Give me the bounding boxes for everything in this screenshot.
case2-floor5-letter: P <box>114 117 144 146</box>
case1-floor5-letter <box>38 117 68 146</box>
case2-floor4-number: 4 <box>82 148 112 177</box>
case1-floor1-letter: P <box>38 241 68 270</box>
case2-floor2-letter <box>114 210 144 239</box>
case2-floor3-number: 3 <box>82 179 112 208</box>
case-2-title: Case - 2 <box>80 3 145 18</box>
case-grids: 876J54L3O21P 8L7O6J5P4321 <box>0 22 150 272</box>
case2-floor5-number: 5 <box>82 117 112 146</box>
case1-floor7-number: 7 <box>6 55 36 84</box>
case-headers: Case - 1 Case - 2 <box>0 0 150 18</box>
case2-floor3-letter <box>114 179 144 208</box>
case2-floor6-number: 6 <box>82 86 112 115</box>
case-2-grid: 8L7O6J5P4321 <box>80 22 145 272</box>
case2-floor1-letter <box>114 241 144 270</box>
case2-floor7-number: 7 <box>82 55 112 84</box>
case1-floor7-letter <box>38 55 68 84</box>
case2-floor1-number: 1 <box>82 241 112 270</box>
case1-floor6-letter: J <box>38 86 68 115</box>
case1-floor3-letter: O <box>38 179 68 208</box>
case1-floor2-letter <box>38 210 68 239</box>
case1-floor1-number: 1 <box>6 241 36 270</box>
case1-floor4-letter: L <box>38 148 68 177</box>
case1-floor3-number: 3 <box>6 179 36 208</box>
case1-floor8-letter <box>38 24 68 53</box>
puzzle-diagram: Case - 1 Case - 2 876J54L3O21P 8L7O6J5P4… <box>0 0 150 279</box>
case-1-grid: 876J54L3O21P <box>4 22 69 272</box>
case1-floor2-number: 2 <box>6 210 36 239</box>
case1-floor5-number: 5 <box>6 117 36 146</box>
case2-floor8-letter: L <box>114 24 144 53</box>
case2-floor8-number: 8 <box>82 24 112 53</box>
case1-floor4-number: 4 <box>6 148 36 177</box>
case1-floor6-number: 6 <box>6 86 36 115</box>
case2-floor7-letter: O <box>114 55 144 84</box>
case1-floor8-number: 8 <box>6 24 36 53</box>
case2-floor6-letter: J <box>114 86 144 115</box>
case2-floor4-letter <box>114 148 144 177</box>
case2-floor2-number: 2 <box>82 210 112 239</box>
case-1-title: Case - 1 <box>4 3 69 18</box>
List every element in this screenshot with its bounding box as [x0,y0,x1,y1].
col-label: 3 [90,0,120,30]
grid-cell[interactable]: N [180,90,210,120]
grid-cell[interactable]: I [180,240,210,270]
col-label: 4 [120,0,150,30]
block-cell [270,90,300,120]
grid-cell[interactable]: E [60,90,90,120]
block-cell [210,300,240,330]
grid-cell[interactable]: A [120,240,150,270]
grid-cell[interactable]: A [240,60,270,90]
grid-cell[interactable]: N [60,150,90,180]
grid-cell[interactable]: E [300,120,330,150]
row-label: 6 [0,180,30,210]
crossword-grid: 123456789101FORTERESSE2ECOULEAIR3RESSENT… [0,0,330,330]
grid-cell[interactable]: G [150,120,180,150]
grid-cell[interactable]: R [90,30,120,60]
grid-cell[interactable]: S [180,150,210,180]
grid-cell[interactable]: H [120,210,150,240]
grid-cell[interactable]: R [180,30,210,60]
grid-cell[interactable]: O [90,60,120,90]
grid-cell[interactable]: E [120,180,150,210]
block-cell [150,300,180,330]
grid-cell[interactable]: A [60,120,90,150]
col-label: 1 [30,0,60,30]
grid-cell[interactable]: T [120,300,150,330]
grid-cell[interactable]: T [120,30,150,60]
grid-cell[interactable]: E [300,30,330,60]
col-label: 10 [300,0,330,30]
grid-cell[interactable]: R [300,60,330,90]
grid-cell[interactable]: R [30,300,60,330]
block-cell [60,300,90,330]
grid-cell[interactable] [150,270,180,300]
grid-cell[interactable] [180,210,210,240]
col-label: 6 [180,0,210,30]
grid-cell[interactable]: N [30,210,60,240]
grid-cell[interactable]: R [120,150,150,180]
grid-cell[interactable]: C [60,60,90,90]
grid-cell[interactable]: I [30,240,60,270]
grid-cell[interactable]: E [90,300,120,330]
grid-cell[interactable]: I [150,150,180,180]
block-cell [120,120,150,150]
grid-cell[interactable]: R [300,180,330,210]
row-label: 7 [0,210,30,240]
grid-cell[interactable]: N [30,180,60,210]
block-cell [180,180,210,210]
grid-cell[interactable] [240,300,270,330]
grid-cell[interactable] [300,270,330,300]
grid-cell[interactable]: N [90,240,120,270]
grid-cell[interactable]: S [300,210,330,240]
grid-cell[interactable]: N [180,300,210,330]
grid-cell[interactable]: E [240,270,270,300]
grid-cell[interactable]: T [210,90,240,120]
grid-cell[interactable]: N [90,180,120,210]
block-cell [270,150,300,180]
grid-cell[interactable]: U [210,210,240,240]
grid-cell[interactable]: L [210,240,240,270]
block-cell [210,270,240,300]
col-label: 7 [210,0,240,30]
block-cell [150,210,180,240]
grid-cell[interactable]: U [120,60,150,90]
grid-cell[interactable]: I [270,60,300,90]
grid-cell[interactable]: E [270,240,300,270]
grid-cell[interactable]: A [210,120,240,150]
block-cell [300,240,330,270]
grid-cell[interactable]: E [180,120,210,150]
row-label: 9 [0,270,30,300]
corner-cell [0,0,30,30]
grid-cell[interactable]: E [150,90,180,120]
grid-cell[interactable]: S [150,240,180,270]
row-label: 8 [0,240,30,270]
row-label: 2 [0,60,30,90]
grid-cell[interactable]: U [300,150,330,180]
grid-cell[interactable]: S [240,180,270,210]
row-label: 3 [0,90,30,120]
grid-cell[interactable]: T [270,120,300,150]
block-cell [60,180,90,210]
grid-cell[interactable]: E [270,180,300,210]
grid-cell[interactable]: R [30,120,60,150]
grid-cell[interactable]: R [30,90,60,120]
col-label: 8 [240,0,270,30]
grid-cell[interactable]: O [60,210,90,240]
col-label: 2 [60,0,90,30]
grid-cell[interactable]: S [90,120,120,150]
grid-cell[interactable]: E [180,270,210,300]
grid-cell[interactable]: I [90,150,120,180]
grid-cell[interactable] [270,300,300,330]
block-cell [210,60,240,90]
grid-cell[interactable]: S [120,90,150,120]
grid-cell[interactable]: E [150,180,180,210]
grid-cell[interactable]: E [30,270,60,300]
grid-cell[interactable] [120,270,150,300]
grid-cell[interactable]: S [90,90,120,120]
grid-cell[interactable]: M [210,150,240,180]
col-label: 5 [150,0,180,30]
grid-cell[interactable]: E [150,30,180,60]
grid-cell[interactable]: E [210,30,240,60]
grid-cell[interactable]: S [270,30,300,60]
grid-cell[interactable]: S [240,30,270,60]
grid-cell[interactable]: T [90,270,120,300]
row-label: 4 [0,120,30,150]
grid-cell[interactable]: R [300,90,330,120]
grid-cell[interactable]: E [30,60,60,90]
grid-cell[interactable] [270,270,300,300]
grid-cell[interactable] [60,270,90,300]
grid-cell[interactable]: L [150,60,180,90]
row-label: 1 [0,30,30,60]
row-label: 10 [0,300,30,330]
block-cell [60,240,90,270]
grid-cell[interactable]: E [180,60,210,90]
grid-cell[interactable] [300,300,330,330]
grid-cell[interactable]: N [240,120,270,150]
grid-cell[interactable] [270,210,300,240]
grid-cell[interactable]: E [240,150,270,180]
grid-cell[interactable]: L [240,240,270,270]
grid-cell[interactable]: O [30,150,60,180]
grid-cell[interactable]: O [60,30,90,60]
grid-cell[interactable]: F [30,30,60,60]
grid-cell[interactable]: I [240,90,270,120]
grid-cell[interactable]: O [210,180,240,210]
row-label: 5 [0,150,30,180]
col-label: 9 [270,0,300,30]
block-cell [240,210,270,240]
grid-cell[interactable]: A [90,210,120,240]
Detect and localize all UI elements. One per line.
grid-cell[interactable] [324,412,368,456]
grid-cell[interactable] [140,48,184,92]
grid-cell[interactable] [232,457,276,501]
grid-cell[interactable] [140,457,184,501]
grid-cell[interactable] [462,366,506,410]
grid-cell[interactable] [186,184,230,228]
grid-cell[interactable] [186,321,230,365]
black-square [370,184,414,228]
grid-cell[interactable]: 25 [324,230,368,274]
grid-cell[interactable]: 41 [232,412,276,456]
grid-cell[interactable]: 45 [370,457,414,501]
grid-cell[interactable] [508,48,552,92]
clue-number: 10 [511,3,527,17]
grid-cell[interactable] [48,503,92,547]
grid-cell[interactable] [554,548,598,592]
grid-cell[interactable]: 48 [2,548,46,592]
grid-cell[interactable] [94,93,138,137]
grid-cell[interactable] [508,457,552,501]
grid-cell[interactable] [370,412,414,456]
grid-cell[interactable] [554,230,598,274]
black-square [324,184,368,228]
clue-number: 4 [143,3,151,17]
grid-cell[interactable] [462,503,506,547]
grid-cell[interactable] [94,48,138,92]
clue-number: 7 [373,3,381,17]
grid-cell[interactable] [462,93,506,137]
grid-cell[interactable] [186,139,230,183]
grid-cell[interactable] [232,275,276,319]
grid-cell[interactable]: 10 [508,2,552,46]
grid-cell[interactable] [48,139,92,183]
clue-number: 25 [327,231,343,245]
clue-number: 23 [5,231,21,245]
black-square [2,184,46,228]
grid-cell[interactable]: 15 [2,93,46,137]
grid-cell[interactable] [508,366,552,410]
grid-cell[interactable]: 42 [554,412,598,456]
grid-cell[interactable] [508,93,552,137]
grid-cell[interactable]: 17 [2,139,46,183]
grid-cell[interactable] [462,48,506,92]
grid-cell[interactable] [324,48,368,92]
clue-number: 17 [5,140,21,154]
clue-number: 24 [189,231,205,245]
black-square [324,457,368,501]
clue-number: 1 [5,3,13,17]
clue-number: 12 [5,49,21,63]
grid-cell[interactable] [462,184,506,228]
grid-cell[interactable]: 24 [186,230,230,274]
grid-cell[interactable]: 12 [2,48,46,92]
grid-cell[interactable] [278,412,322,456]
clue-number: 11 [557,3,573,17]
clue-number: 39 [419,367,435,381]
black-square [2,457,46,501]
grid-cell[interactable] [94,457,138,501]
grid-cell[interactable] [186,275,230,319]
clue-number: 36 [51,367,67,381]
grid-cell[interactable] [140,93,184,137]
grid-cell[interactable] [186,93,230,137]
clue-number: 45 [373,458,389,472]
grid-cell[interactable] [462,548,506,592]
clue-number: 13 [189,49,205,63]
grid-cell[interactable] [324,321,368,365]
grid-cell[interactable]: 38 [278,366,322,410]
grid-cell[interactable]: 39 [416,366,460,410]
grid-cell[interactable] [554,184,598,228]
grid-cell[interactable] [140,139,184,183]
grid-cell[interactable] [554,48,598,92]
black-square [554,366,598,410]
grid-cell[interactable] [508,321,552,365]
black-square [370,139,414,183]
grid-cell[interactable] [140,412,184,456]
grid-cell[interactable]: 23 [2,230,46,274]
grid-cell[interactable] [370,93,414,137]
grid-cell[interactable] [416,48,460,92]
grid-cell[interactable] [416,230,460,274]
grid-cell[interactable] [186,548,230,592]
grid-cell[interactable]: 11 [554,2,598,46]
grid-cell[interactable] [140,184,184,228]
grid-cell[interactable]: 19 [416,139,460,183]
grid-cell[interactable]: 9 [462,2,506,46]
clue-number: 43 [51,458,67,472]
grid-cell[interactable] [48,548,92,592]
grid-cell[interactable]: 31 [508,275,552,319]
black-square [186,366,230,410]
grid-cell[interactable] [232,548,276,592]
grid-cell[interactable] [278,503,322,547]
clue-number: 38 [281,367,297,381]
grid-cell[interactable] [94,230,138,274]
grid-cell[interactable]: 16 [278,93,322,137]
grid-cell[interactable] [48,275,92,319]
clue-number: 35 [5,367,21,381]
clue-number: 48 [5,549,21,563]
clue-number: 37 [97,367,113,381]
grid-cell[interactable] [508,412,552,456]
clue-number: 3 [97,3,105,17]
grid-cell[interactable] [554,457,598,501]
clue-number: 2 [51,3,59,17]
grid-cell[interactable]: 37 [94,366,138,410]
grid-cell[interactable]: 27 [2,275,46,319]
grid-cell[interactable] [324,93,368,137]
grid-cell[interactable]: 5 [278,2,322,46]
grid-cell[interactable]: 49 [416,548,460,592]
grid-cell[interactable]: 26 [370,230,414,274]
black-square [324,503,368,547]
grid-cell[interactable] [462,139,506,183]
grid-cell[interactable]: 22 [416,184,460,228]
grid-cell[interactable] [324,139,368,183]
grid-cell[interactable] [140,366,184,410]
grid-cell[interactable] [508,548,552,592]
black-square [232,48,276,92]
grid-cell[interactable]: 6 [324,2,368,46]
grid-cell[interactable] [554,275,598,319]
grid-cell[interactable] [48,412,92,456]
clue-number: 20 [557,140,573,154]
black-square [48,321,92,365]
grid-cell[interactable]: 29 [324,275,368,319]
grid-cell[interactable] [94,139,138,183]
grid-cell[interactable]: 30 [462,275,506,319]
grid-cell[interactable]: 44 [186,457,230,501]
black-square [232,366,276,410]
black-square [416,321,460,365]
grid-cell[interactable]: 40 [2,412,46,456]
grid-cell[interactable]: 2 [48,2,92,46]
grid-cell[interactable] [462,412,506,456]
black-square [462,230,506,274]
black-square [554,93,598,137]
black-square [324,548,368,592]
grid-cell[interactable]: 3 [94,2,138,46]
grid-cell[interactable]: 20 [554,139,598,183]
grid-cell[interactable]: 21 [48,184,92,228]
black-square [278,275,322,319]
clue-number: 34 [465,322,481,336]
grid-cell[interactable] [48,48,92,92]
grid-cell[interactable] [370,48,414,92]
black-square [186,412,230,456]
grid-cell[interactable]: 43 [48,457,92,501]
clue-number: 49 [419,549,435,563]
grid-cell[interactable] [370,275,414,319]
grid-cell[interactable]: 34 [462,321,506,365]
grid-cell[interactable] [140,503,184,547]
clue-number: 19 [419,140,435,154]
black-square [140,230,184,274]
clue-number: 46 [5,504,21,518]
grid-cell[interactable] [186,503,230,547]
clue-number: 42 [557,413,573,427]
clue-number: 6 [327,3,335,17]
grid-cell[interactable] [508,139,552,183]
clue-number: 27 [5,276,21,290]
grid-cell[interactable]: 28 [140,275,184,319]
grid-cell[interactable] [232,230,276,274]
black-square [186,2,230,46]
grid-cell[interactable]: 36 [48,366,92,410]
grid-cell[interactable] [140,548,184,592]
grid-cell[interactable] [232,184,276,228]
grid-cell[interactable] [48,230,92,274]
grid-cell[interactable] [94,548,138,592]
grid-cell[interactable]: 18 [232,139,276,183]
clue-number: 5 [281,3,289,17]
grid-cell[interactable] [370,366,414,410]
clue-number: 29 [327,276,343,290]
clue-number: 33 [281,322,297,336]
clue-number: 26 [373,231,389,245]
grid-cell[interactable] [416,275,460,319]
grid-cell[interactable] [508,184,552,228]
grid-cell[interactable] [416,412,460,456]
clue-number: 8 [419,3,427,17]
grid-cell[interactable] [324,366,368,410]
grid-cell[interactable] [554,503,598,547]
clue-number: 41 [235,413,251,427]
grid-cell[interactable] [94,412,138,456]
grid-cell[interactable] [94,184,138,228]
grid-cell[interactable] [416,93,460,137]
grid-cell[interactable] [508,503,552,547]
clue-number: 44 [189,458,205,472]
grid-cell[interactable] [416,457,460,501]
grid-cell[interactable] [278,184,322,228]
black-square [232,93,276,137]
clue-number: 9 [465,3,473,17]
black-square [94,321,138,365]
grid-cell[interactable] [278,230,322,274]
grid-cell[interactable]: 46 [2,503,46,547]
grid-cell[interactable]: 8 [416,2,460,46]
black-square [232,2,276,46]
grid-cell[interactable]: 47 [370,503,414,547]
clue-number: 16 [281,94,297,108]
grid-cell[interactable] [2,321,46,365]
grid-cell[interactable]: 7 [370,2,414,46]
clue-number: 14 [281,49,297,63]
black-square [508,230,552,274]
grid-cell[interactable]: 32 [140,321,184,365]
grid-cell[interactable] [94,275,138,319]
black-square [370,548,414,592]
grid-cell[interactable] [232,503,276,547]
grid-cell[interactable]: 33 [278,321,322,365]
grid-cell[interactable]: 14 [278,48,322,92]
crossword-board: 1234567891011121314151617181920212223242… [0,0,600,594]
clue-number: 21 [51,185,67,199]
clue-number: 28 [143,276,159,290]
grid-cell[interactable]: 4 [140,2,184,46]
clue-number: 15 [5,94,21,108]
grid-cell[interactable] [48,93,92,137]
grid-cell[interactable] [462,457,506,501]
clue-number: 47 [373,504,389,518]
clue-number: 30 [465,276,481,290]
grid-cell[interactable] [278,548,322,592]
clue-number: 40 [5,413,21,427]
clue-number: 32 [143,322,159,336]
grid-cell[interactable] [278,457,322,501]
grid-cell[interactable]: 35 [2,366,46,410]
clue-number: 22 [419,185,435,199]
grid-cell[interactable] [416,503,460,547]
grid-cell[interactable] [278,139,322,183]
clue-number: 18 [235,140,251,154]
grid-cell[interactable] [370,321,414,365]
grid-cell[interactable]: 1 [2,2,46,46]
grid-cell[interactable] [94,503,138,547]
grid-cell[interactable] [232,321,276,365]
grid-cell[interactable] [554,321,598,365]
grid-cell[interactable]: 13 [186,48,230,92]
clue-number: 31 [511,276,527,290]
======
PROBLEM TO WORK ON -> Write out the stretch of the listing from its first line through the line containing "case2-floor7-number: 7 <box>82", reproducing every line unchanged.

THE RESULT ->
Give me the bounding boxes for everything in this screenshot.
case2-floor5-letter: P <box>114 117 144 146</box>
case1-floor5-letter <box>38 117 68 146</box>
case2-floor4-number: 4 <box>82 148 112 177</box>
case1-floor1-letter: P <box>38 241 68 270</box>
case2-floor2-letter <box>114 210 144 239</box>
case2-floor3-number: 3 <box>82 179 112 208</box>
case-2-title: Case - 2 <box>80 3 145 18</box>
case-grids: 876J54L3O21P 8L7O6J5P4321 <box>0 22 150 272</box>
case2-floor5-number: 5 <box>82 117 112 146</box>
case1-floor7-number: 7 <box>6 55 36 84</box>
case-headers: Case - 1 Case - 2 <box>0 0 150 18</box>
case2-floor3-letter <box>114 179 144 208</box>
case2-floor6-number: 6 <box>82 86 112 115</box>
case-2-grid: 8L7O6J5P4321 <box>80 22 145 272</box>
case2-floor1-letter <box>114 241 144 270</box>
case2-floor7-number: 7 <box>82 55 112 84</box>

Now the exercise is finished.